- **Do this**
Leave out any picture and return the remaining listing below exactly as given.

- **Recorded data**
BEGIN

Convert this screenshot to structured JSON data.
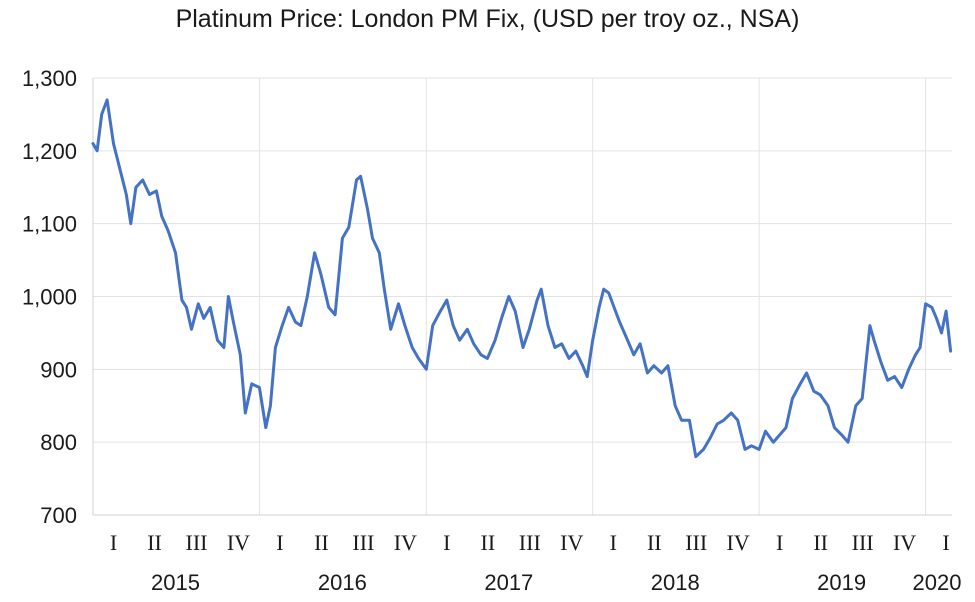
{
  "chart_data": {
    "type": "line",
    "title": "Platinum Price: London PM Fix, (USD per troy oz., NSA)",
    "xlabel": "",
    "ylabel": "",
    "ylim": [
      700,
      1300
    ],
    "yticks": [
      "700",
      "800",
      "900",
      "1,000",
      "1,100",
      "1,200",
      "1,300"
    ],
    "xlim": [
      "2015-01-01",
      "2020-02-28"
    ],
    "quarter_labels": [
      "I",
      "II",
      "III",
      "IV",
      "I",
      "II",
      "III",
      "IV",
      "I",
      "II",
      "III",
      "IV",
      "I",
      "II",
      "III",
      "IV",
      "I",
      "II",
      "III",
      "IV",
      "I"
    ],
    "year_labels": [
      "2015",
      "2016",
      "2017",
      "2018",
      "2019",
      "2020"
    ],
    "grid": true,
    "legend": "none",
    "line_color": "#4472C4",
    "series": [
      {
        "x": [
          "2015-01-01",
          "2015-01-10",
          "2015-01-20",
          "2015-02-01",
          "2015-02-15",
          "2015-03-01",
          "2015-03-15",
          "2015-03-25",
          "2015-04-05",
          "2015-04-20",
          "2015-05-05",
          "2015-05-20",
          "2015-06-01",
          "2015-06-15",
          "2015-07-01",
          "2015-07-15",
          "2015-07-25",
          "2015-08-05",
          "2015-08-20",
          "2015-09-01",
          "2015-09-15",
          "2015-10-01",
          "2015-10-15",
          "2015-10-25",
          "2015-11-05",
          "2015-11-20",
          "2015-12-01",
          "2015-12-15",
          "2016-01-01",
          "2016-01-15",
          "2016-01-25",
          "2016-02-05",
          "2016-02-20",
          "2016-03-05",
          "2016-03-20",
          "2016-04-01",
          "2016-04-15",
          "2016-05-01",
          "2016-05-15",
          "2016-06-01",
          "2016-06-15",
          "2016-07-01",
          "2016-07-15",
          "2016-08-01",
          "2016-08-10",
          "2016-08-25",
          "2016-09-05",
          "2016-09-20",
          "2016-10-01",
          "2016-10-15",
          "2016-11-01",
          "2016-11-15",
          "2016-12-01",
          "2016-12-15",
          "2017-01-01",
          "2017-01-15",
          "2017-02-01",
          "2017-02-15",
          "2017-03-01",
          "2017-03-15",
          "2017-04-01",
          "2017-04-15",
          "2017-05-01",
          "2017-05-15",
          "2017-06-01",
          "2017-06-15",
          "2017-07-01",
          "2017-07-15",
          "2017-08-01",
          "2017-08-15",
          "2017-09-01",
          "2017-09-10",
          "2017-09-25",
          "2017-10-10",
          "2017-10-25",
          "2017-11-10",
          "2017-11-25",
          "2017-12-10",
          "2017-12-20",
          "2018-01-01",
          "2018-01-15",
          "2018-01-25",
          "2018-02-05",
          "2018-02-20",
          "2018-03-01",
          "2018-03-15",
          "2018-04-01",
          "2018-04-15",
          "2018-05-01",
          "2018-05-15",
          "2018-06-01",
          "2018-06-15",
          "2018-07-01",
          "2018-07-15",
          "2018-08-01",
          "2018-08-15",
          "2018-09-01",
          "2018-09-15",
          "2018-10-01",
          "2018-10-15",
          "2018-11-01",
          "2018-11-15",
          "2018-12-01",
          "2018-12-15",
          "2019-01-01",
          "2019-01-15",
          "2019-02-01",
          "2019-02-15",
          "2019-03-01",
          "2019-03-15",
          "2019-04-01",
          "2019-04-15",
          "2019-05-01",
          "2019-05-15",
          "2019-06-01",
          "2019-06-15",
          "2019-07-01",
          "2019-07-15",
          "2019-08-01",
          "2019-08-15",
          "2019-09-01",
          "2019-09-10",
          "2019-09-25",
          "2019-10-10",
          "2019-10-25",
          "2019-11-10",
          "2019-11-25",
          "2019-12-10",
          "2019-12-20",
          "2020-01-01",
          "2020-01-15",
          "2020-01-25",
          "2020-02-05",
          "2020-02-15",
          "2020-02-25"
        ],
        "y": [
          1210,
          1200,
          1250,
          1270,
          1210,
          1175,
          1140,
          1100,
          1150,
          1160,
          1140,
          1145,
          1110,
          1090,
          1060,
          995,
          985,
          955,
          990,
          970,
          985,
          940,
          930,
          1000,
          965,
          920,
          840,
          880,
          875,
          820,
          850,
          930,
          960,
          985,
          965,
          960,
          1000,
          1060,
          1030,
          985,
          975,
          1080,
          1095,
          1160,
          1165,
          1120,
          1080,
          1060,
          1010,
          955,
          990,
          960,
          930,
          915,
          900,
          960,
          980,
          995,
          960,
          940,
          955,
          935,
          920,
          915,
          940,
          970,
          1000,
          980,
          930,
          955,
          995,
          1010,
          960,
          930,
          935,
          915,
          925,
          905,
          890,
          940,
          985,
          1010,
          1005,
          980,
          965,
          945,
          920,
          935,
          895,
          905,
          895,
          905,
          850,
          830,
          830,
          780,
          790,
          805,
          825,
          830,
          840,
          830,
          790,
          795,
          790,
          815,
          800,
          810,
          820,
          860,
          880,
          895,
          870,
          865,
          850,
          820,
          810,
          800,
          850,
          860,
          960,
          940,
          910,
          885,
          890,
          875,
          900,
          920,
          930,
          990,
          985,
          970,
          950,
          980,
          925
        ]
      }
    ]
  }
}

END

- **The result**
Convert this screenshot to structured JSON data.
{
  "chart_data": {
    "type": "line",
    "title": "Platinum Price: London PM Fix, (USD per troy oz., NSA)",
    "xlabel": "",
    "ylabel": "",
    "ylim": [
      700,
      1300
    ],
    "yticks": [
      "700",
      "800",
      "900",
      "1,000",
      "1,100",
      "1,200",
      "1,300"
    ],
    "xlim": [
      "2015-01-01",
      "2020-02-28"
    ],
    "quarter_labels": [
      "I",
      "II",
      "III",
      "IV",
      "I",
      "II",
      "III",
      "IV",
      "I",
      "II",
      "III",
      "IV",
      "I",
      "II",
      "III",
      "IV",
      "I",
      "II",
      "III",
      "IV",
      "I"
    ],
    "year_labels": [
      "2015",
      "2016",
      "2017",
      "2018",
      "2019",
      "2020"
    ],
    "grid": true,
    "legend": "none",
    "line_color": "#4472C4",
    "series": [
      {
        "x": [
          "2015-01-01",
          "2015-01-10",
          "2015-01-20",
          "2015-02-01",
          "2015-02-15",
          "2015-03-01",
          "2015-03-15",
          "2015-03-25",
          "2015-04-05",
          "2015-04-20",
          "2015-05-05",
          "2015-05-20",
          "2015-06-01",
          "2015-06-15",
          "2015-07-01",
          "2015-07-15",
          "2015-07-25",
          "2015-08-05",
          "2015-08-20",
          "2015-09-01",
          "2015-09-15",
          "2015-10-01",
          "2015-10-15",
          "2015-10-25",
          "2015-11-05",
          "2015-11-20",
          "2015-12-01",
          "2015-12-15",
          "2016-01-01",
          "2016-01-15",
          "2016-01-25",
          "2016-02-05",
          "2016-02-20",
          "2016-03-05",
          "2016-03-20",
          "2016-04-01",
          "2016-04-15",
          "2016-05-01",
          "2016-05-15",
          "2016-06-01",
          "2016-06-15",
          "2016-07-01",
          "2016-07-15",
          "2016-08-01",
          "2016-08-10",
          "2016-08-25",
          "2016-09-05",
          "2016-09-20",
          "2016-10-01",
          "2016-10-15",
          "2016-11-01",
          "2016-11-15",
          "2016-12-01",
          "2016-12-15",
          "2017-01-01",
          "2017-01-15",
          "2017-02-01",
          "2017-02-15",
          "2017-03-01",
          "2017-03-15",
          "2017-04-01",
          "2017-04-15",
          "2017-05-01",
          "2017-05-15",
          "2017-06-01",
          "2017-06-15",
          "2017-07-01",
          "2017-07-15",
          "2017-08-01",
          "2017-08-15",
          "2017-09-01",
          "2017-09-10",
          "2017-09-25",
          "2017-10-10",
          "2017-10-25",
          "2017-11-10",
          "2017-11-25",
          "2017-12-10",
          "2017-12-20",
          "2018-01-01",
          "2018-01-15",
          "2018-01-25",
          "2018-02-05",
          "2018-02-20",
          "2018-03-01",
          "2018-03-15",
          "2018-04-01",
          "2018-04-15",
          "2018-05-01",
          "2018-05-15",
          "2018-06-01",
          "2018-06-15",
          "2018-07-01",
          "2018-07-15",
          "2018-08-01",
          "2018-08-15",
          "2018-09-01",
          "2018-09-15",
          "2018-10-01",
          "2018-10-15",
          "2018-11-01",
          "2018-11-15",
          "2018-12-01",
          "2018-12-15",
          "2019-01-01",
          "2019-01-15",
          "2019-02-01",
          "2019-02-15",
          "2019-03-01",
          "2019-03-15",
          "2019-04-01",
          "2019-04-15",
          "2019-05-01",
          "2019-05-15",
          "2019-06-01",
          "2019-06-15",
          "2019-07-01",
          "2019-07-15",
          "2019-08-01",
          "2019-08-15",
          "2019-09-01",
          "2019-09-10",
          "2019-09-25",
          "2019-10-10",
          "2019-10-25",
          "2019-11-10",
          "2019-11-25",
          "2019-12-10",
          "2019-12-20",
          "2020-01-01",
          "2020-01-15",
          "2020-01-25",
          "2020-02-05",
          "2020-02-15",
          "2020-02-25"
        ],
        "y": [
          1210,
          1200,
          1250,
          1270,
          1210,
          1175,
          1140,
          1100,
          1150,
          1160,
          1140,
          1145,
          1110,
          1090,
          1060,
          995,
          985,
          955,
          990,
          970,
          985,
          940,
          930,
          1000,
          965,
          920,
          840,
          880,
          875,
          820,
          850,
          930,
          960,
          985,
          965,
          960,
          1000,
          1060,
          1030,
          985,
          975,
          1080,
          1095,
          1160,
          1165,
          1120,
          1080,
          1060,
          1010,
          955,
          990,
          960,
          930,
          915,
          900,
          960,
          980,
          995,
          960,
          940,
          955,
          935,
          920,
          915,
          940,
          970,
          1000,
          980,
          930,
          955,
          995,
          1010,
          960,
          930,
          935,
          915,
          925,
          905,
          890,
          940,
          985,
          1010,
          1005,
          980,
          965,
          945,
          920,
          935,
          895,
          905,
          895,
          905,
          850,
          830,
          830,
          780,
          790,
          805,
          825,
          830,
          840,
          830,
          790,
          795,
          790,
          815,
          800,
          810,
          820,
          860,
          880,
          895,
          870,
          865,
          850,
          820,
          810,
          800,
          850,
          860,
          960,
          940,
          910,
          885,
          890,
          875,
          900,
          920,
          930,
          990,
          985,
          970,
          950,
          980,
          925
        ]
      }
    ]
  }
}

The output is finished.